## Available records
++++++

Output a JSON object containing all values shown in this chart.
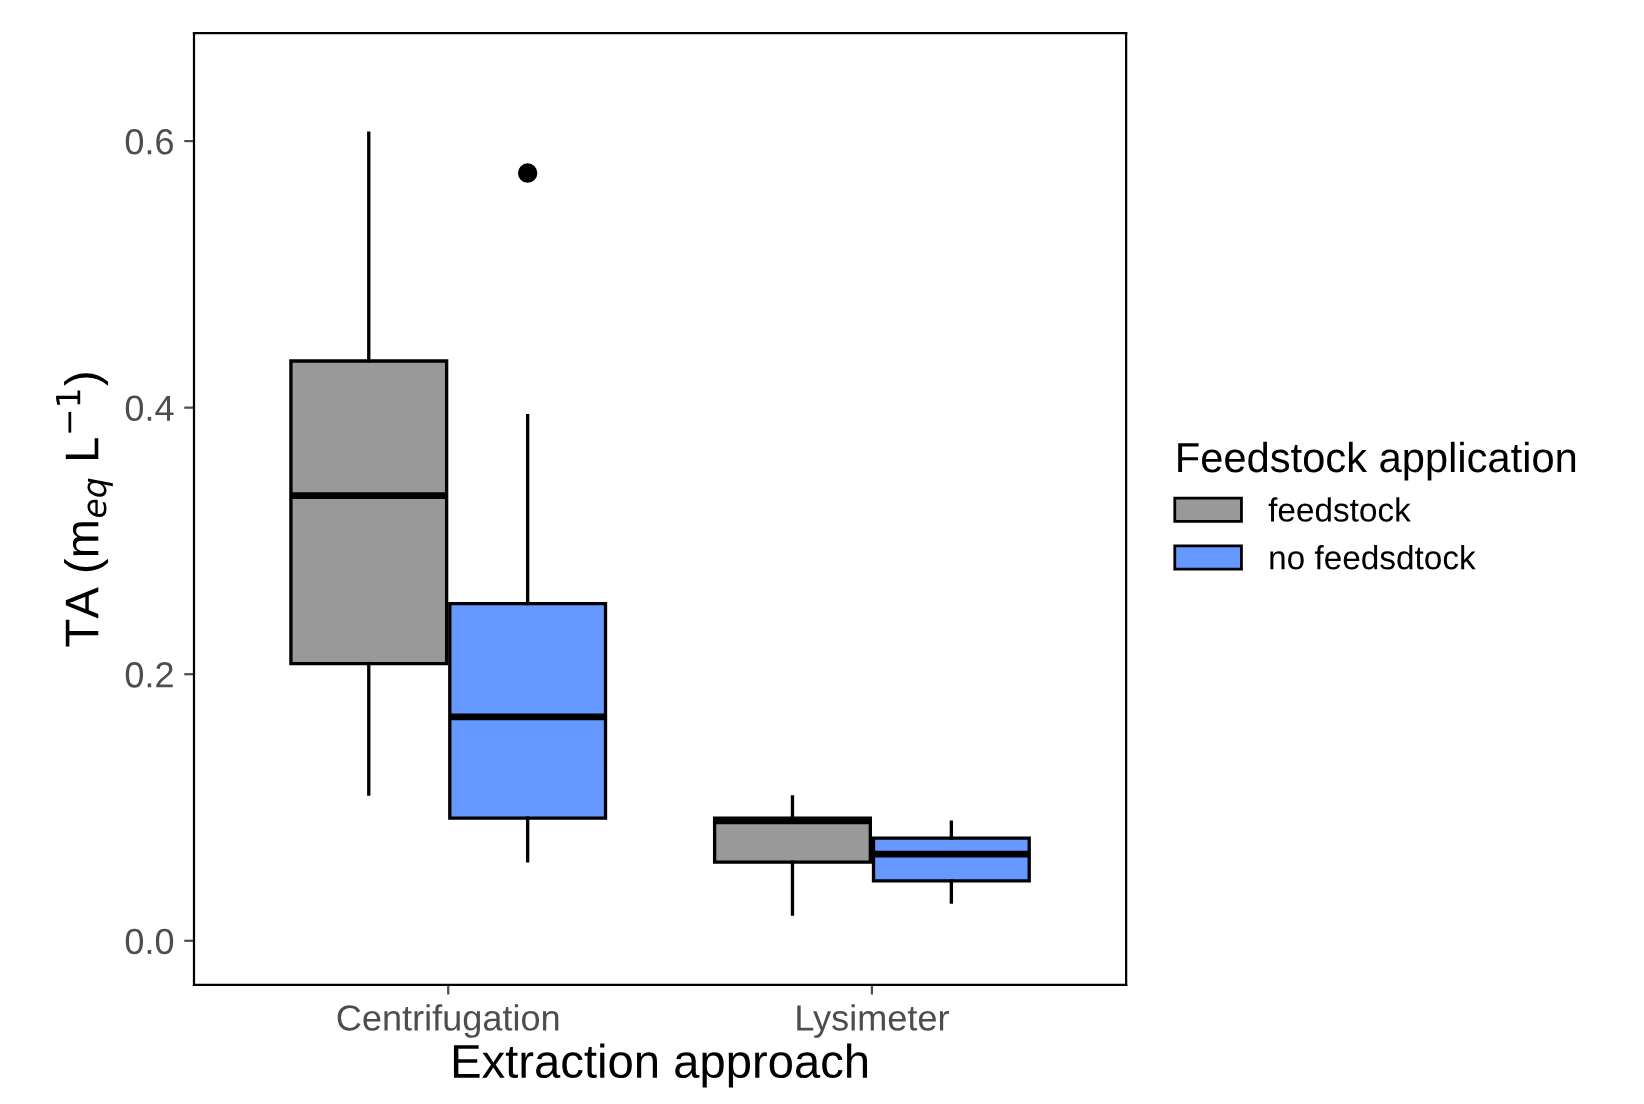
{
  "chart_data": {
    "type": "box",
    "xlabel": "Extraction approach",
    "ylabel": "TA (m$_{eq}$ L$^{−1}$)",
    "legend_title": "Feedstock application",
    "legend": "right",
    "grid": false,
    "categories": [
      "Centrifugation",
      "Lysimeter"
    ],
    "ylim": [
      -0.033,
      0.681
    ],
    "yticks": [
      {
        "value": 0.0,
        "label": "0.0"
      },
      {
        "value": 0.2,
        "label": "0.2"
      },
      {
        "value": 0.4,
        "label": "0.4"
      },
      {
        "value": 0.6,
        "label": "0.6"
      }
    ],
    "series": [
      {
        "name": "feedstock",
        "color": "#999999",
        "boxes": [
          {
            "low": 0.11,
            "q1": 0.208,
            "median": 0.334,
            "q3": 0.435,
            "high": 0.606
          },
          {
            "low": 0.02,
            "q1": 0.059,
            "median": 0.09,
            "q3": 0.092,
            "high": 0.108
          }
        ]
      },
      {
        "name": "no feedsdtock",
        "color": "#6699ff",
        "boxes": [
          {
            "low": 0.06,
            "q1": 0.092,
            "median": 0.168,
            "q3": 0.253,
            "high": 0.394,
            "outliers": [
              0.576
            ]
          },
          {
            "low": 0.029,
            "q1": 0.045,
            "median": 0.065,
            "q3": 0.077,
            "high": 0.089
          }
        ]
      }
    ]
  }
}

++++++

## Stated goal
Show all lines in the entries above where the word "median" appears.

## Result
            "median": 0.334,
            "median": 0.09,
            "median": 0.168,
            "median": 0.065,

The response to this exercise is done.